> _Entries_:
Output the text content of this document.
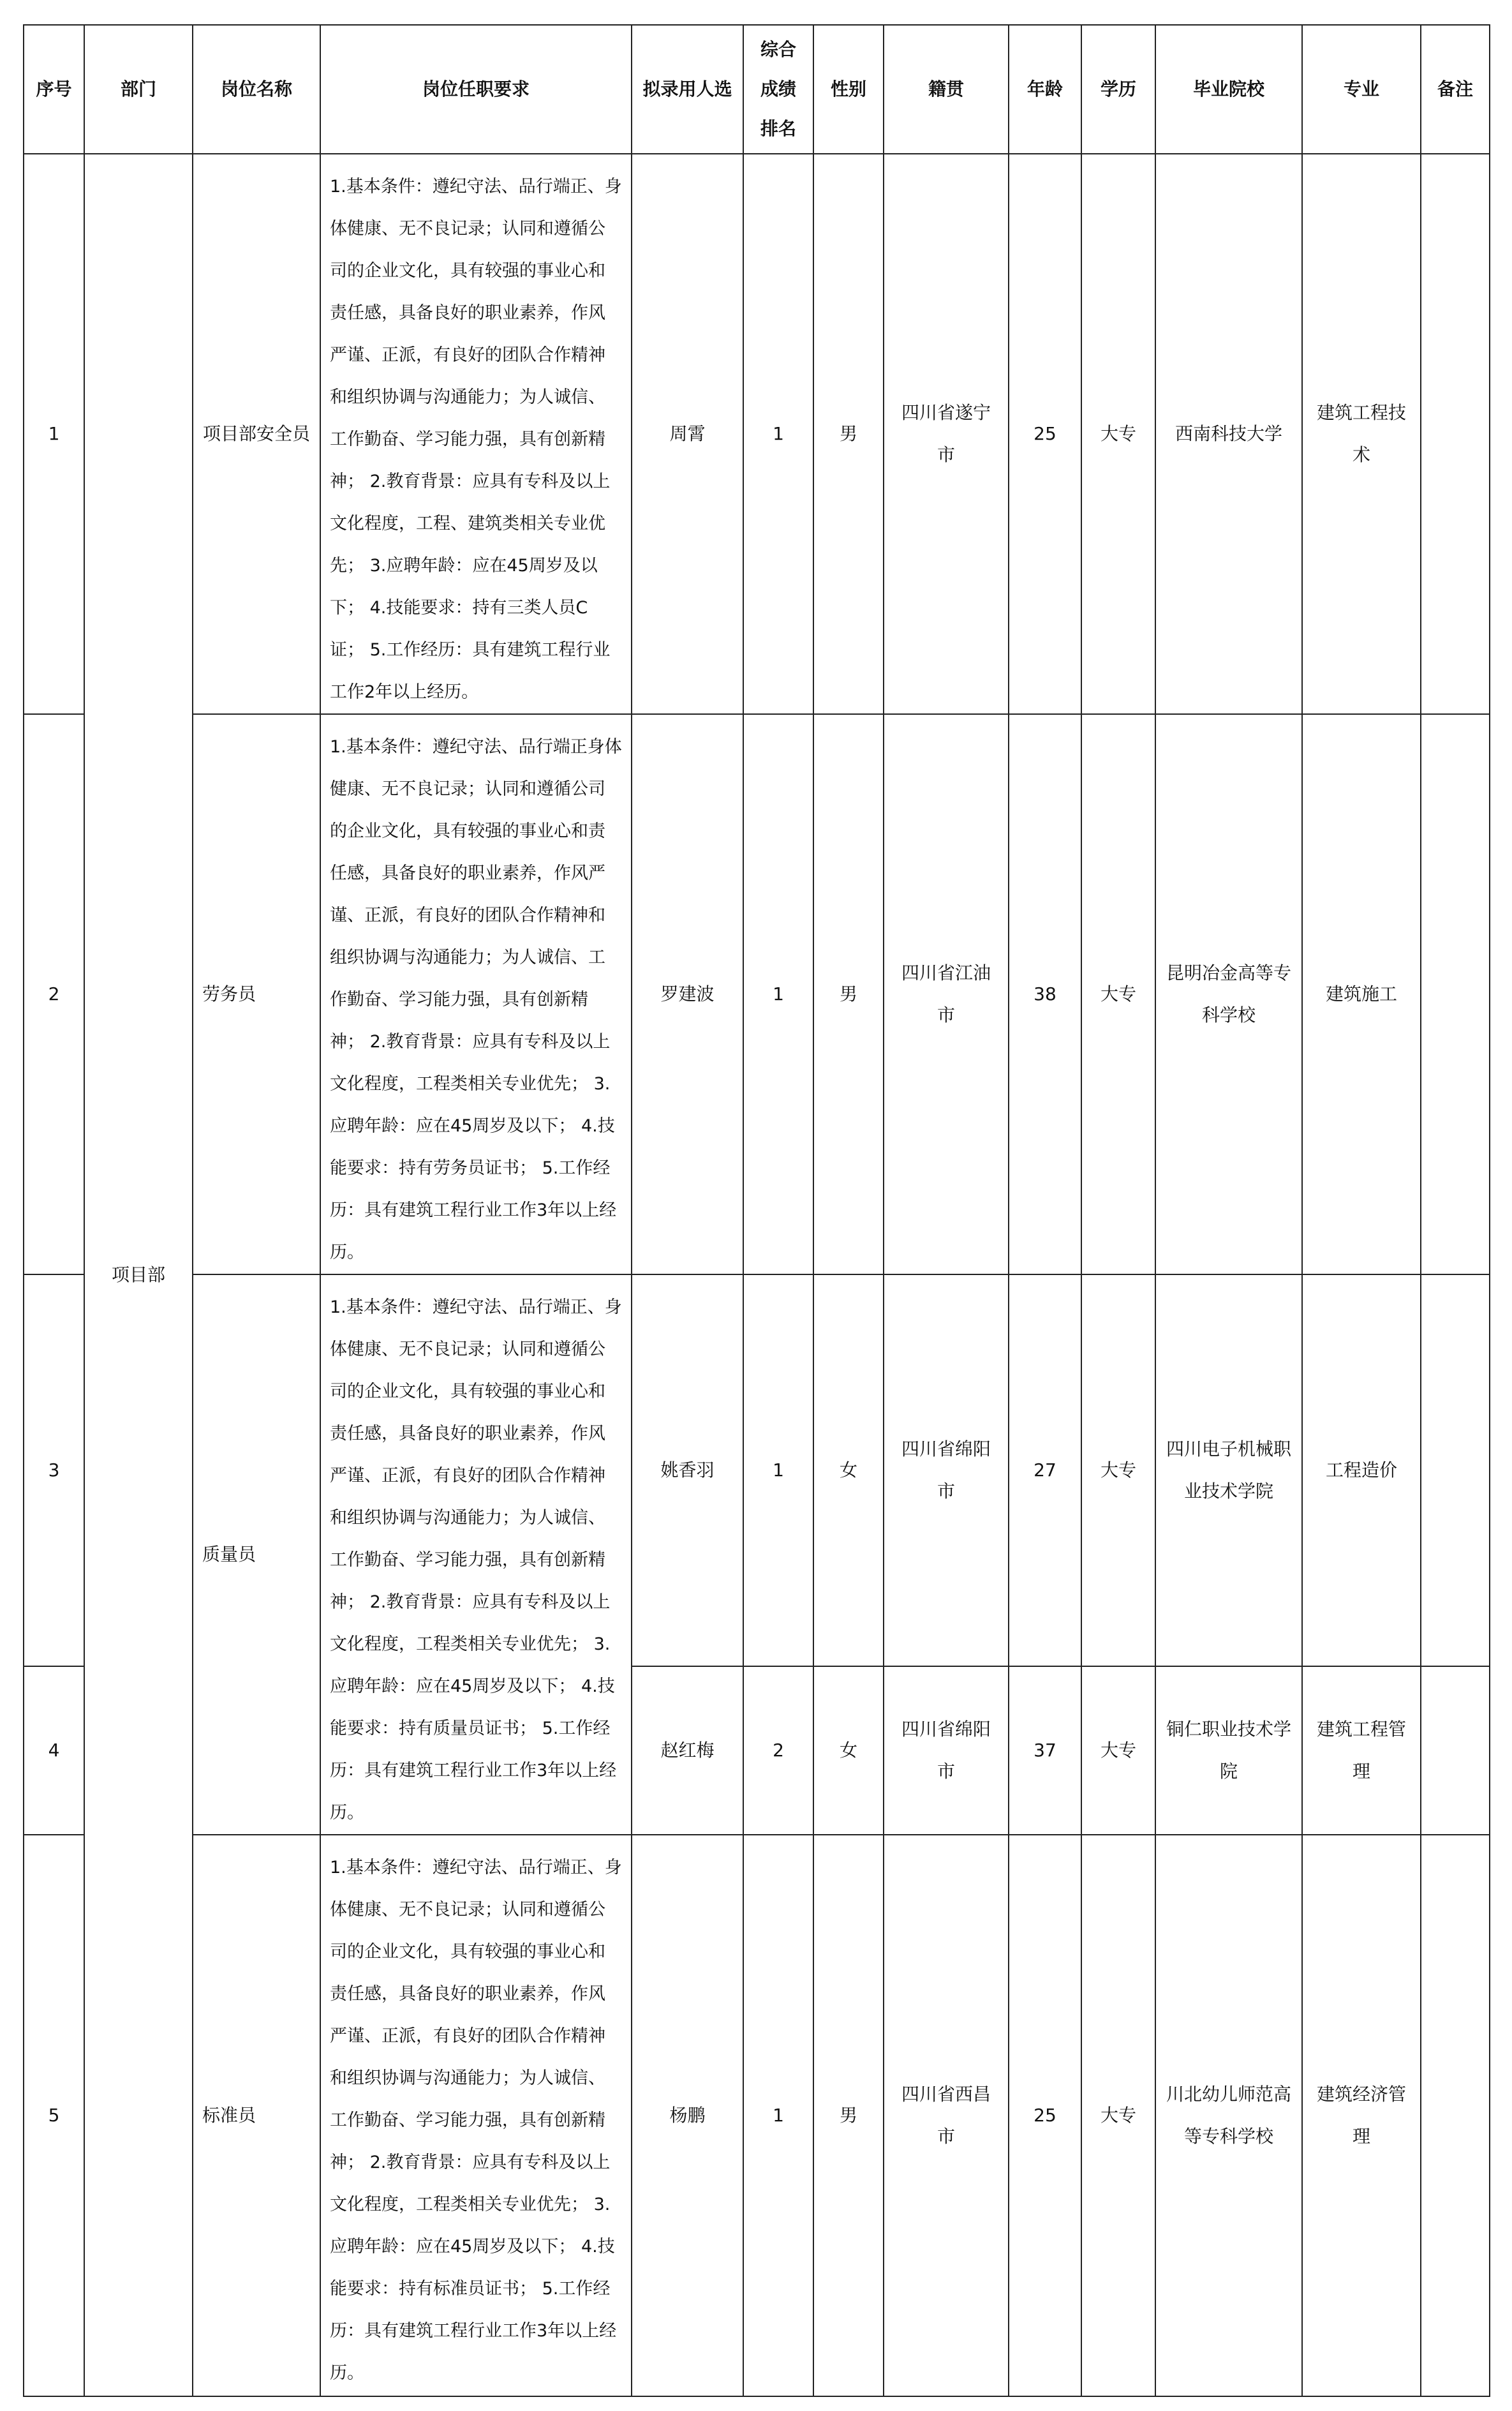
序号	部门	岗位名称	岗位任职要求	拟录用人选	综合成绩排名	性别	籍贯	年龄	学历	毕业院校	专业	备注
1	项目部	项目部安全员	1.基本条件：遵纪守法、品行端正、身体健康、无不良记录；认同和遵循公司的企业文化，具有较强的事业心和责任感，具备良好的职业素养，作风严谨、正派，有良好的团队合作精神和组织协调与沟通能力；为人诚信、工作勤奋、学习能力强，具有创新精神； 2.教育背景：应具有专科及以上文化程度，工程、建筑类相关专业优先； 3.应聘年龄：应在45周岁及以下； 4.技能要求：持有三类人员C证； 5.工作经历：具有建筑工程行业工作2年以上经历。	周霄	1	男	四川省遂宁市	25	大专	西南科技大学	建筑工程技术	
2		劳务员	1.基本条件：遵纪守法、品行端正身体健康、无不良记录；认同和遵循公司的企业文化，具有较强的事业心和责任感，具备良好的职业素养，作风严谨、正派，有良好的团队合作精神和组织协调与沟通能力；为人诚信、工作勤奋、学习能力强，具有创新精神； 2.教育背景：应具有专科及以上文化程度，工程类相关专业优先； 3.应聘年龄：应在45周岁及以下； 4.技能要求：持有劳务员证书； 5.工作经历：具有建筑工程行业工作3年以上经历。	罗建波	1	男	四川省江油市	38	大专	昆明冶金高等专科学校	建筑施工	
3		质量员	1.基本条件：遵纪守法、品行端正、身体健康、无不良记录；认同和遵循公司的企业文化，具有较强的事业心和责任感，具备良好的职业素养，作风严谨、正派，有良好的团队合作精神和组织协调与沟通能力；为人诚信、工作勤奋、学习能力强，具有创新精神； 2.教育背景：应具有专科及以上文化程度，工程类相关专业优先； 3.应聘年龄：应在45周岁及以下； 4.技能要求：持有质量员证书； 5.工作经历：具有建筑工程行业工作3年以上经历。	姚香羽	1	女	四川省绵阳市	27	大专	四川电子机械职业技术学院	工程造价	
4				赵红梅	2	女	四川省绵阳市	37	大专	铜仁职业技术学院	建筑工程管理	
5		标准员	1.基本条件：遵纪守法、品行端正、身体健康、无不良记录；认同和遵循公司的企业文化，具有较强的事业心和责任感，具备良好的职业素养，作风严谨、正派，有良好的团队合作精神和组织协调与沟通能力；为人诚信、工作勤奋、学习能力强，具有创新精神； 2.教育背景：应具有专科及以上文化程度，工程类相关专业优先； 3.应聘年龄：应在45周岁及以下； 4.技能要求：持有标准员证书； 5.工作经历：具有建筑工程行业工作3年以上经历。	杨鹏	1	男	四川省西昌市	25	大专	川北幼儿师范高等专科学校	建筑经济管理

> _Written problem_:
Quote the preceding records in their entirety, excluding every picture.

> _Final result_:
Output the text content of this document.
序号	部门	岗位名称	岗位任职要求	拟录用人选	综合成绩排名	性别	籍贯	年龄	学历	毕业院校	专业	备注
1	项目部	项目部安全员	1.基本条件：遵纪守法、品行端正、身体健康、无不良记录；认同和遵循公司的企业文化，具有较强的事业心和责任感，具备良好的职业素养，作风严谨、正派，有良好的团队合作精神和组织协调与沟通能力；为人诚信、工作勤奋、学习能力强，具有创新精神； 2.教育背景：应具有专科及以上文化程度，工程、建筑类相关专业优先； 3.应聘年龄：应在45周岁及以下； 4.技能要求：持有三类人员C证； 5.工作经历：具有建筑工程行业工作2年以上经历。	周霄	1	男	四川省遂宁市	25	大专	西南科技大学	建筑工程技术	
2		劳务员	1.基本条件：遵纪守法、品行端正身体健康、无不良记录；认同和遵循公司的企业文化，具有较强的事业心和责任感，具备良好的职业素养，作风严谨、正派，有良好的团队合作精神和组织协调与沟通能力；为人诚信、工作勤奋、学习能力强，具有创新精神； 2.教育背景：应具有专科及以上文化程度，工程类相关专业优先； 3.应聘年龄：应在45周岁及以下； 4.技能要求：持有劳务员证书； 5.工作经历：具有建筑工程行业工作3年以上经历。	罗建波	1	男	四川省江油市	38	大专	昆明冶金高等专科学校	建筑施工	
3		质量员	1.基本条件：遵纪守法、品行端正、身体健康、无不良记录；认同和遵循公司的企业文化，具有较强的事业心和责任感，具备良好的职业素养，作风严谨、正派，有良好的团队合作精神和组织协调与沟通能力；为人诚信、工作勤奋、学习能力强，具有创新精神； 2.教育背景：应具有专科及以上文化程度，工程类相关专业优先； 3.应聘年龄：应在45周岁及以下； 4.技能要求：持有质量员证书； 5.工作经历：具有建筑工程行业工作3年以上经历。	姚香羽	1	女	四川省绵阳市	27	大专	四川电子机械职业技术学院	工程造价	
4				赵红梅	2	女	四川省绵阳市	37	大专	铜仁职业技术学院	建筑工程管理	
5		标准员	1.基本条件：遵纪守法、品行端正、身体健康、无不良记录；认同和遵循公司的企业文化，具有较强的事业心和责任感，具备良好的职业素养，作风严谨、正派，有良好的团队合作精神和组织协调与沟通能力；为人诚信、工作勤奋、学习能力强，具有创新精神； 2.教育背景：应具有专科及以上文化程度，工程类相关专业优先； 3.应聘年龄：应在45周岁及以下； 4.技能要求：持有标准员证书； 5.工作经历：具有建筑工程行业工作3年以上经历。	杨鹏	1	男	四川省西昌市	25	大专	川北幼儿师范高等专科学校	建筑经济管理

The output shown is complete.